● Direction:
Reproduce each line that includes the word "name".

● Material:

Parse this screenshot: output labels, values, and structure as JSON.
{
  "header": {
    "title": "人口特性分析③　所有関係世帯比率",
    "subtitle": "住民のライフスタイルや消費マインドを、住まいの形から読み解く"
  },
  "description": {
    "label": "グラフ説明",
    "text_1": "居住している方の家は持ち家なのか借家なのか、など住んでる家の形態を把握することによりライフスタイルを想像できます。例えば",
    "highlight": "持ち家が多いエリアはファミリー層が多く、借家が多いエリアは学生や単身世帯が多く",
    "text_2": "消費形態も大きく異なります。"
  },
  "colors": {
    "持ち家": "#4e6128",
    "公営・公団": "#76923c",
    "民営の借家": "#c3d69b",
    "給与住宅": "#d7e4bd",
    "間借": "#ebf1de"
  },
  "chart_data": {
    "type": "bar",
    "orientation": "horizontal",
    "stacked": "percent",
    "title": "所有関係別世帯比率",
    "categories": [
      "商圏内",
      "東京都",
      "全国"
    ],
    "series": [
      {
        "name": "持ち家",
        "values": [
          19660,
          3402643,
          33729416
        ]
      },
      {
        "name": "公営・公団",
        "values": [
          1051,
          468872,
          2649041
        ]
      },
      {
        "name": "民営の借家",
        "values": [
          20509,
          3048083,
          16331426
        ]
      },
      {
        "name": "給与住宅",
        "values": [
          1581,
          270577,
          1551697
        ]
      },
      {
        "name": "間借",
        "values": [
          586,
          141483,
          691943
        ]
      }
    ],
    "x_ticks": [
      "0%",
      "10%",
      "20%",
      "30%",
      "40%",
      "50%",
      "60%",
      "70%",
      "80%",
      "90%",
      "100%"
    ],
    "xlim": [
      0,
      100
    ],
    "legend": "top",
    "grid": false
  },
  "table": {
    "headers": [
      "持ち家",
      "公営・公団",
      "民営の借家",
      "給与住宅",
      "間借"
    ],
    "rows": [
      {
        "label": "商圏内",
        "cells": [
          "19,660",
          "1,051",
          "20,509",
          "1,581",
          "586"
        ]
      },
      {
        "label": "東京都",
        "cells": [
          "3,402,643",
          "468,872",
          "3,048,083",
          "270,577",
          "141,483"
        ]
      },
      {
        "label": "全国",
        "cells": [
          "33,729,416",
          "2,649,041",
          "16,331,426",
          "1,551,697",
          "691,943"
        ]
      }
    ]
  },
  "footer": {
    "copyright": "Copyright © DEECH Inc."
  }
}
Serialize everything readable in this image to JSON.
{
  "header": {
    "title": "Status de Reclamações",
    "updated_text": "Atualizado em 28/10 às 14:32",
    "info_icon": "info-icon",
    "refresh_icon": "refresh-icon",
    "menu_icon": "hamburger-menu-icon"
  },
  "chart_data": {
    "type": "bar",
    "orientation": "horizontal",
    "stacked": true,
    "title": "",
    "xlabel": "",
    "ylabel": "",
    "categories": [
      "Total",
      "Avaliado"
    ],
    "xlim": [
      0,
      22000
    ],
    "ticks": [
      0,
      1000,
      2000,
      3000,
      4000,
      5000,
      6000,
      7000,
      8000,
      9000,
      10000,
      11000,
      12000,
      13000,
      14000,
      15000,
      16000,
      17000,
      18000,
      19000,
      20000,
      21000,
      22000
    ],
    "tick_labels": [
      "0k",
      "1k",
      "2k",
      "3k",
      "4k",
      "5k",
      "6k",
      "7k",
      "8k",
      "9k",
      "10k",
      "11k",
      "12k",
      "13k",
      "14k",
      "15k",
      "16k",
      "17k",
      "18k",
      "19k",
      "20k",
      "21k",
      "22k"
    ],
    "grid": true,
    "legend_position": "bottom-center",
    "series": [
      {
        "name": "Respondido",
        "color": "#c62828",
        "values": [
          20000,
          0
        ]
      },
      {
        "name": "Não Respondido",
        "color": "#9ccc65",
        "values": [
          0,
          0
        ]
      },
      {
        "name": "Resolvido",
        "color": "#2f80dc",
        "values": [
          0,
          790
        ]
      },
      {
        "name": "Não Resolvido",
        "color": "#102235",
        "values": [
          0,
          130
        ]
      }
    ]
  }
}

● Correct answer:
        "name": "持ち家",
        "name": "公営・公団",
        "name": "民営の借家",
        "name": "給与住宅",
        "name": "間借",
        "name": "Respondido",
        "name": "Não Respondido",
        "name": "Resolvido",
        "name": "Não Resolvido",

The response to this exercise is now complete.